**提供文**
加熱処理後の小豆や廃棄される煮汁の成分や機能性を評価
三重大学は11月28日、小豆に含まれる糖代謝酵素阻害作用を示す成分を複数同定し、そのうちの1つが新規成分であることを発表した。これは同大生物資源学研究科栄養化学研究室の梅川逸人教授、西尾昌洋准教授、栗谷健志助教と、井村屋株式会社の共同研究によるもの。研究成果は、「Journal of Food Science」に掲載されている。
画像はリリースより
小豆は、ポリフェノールが豊富で、抗がん・抗アレルギーなどさまざまな作用があることが知られている。血糖値の上昇を抑える作用もあり、糖尿病やメタボリックシンドロームなどの生活習慣病の発症予防につながるため、小豆を用いた血糖値の上昇を穏やかにする食品の開発が望まれている。その一方、小豆を製品として加工する際にできる大量の煮汁は廃棄物として扱われており、その有効活用方法が求められていた。そこで研究グループは、小豆抽出物とその加熱物に着目し、成分分析と機能性を評価する研究を行った。

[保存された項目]
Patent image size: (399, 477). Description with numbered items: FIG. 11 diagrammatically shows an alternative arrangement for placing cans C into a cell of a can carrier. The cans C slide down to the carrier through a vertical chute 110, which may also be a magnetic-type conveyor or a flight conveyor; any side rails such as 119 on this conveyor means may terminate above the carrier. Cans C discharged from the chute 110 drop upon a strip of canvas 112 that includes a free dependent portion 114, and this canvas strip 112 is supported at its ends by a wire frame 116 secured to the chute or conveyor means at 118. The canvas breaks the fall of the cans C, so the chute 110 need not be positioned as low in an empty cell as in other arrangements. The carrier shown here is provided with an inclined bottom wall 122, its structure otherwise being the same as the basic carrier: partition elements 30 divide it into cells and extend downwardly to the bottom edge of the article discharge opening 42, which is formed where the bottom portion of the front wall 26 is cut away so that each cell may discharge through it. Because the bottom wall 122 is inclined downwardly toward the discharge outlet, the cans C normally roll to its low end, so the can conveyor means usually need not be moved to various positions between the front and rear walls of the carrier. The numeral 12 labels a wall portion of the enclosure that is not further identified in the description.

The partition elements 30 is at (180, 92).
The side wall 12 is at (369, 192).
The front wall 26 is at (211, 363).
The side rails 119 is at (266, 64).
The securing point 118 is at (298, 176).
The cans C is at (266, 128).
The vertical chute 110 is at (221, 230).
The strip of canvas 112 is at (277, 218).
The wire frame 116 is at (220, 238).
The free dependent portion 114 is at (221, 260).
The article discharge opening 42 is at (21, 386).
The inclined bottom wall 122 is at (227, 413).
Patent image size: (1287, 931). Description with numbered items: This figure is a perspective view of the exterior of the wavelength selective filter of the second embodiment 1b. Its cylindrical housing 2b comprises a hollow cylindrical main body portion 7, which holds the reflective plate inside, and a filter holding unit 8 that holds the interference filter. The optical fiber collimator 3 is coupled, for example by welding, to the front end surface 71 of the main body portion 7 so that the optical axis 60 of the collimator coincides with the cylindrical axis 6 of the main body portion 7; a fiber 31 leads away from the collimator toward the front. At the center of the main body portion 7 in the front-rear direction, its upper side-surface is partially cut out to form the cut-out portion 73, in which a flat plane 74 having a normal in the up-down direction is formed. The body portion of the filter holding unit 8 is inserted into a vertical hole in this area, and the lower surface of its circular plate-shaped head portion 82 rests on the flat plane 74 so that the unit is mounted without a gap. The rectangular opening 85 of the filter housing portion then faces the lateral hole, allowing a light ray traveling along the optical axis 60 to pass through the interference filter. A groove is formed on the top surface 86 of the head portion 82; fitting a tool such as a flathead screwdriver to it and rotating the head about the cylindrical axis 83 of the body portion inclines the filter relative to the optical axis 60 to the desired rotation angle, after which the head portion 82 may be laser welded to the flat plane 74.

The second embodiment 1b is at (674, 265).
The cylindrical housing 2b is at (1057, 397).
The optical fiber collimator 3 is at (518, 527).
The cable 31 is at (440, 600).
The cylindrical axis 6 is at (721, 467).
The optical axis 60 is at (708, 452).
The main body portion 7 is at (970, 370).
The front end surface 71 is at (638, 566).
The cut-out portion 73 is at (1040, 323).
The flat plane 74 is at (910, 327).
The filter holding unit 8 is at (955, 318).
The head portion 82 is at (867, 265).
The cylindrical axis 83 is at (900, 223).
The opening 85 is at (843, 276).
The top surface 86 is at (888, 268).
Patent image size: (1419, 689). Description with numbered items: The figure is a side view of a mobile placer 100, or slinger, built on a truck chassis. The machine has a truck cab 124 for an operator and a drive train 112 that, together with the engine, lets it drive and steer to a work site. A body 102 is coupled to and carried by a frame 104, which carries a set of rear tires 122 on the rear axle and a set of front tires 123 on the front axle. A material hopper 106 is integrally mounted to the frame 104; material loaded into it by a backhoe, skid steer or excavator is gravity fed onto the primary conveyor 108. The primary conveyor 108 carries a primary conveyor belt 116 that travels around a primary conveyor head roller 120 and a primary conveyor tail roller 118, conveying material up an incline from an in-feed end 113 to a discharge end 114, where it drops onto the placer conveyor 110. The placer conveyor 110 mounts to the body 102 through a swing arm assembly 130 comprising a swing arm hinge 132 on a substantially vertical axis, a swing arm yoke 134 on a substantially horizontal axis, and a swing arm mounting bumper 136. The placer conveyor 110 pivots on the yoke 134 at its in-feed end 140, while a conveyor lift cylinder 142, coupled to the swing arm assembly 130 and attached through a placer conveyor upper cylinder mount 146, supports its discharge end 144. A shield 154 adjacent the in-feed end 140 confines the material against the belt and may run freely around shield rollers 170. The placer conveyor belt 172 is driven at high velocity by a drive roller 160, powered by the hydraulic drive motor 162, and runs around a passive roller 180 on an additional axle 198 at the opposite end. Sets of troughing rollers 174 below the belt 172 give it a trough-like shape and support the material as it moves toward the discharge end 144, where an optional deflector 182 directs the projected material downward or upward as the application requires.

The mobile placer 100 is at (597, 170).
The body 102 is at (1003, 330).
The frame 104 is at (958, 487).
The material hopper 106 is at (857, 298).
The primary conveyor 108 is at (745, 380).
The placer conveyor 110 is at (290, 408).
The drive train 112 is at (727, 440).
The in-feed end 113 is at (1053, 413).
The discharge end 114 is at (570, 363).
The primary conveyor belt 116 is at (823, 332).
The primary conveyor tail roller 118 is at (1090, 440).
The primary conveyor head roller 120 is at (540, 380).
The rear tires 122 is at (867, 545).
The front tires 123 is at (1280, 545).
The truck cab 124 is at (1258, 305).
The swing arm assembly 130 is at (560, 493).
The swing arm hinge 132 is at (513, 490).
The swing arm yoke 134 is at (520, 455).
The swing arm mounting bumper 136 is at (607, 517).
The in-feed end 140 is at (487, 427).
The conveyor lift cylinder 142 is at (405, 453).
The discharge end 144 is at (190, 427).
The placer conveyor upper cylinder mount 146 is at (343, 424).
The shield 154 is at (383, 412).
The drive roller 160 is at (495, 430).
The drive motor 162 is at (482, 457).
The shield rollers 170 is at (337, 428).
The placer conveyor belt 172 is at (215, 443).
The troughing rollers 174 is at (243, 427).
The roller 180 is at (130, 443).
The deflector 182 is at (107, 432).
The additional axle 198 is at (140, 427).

**作業課題 A**
提供文によると、研究成果はどの学術誌に掲載されていますか。
**作業課題 B**
提供文のうち、「加熱処理後の小豆や廃棄される煮汁の成分や機能性を評価」で始まり「of Food Science」に掲載されている。」に至るまでの部分を、一字も変えずに再掲してください。
データは提供文の内容とは関係がありません。

**課題の回答 A**
研究成果は「Journal of Food Science」に掲載されています。

**課題の回答 B**
加熱処理後の小豆や廃棄される煮汁の成分や機能性を評価
三重大学は11月28日、小豆に含まれる糖代謝酵素阻害作用を示す成分を複数同定し、そのうちの1つが新規成分であることを発表した。これは同大生物資源学研究科栄養化学研究室の梅川逸人教授、西尾昌洋准教授、栗谷健志助教と、井村屋株式会社の共同研究によるもの。研究成果は、「Journal of Food Science」に掲載されている。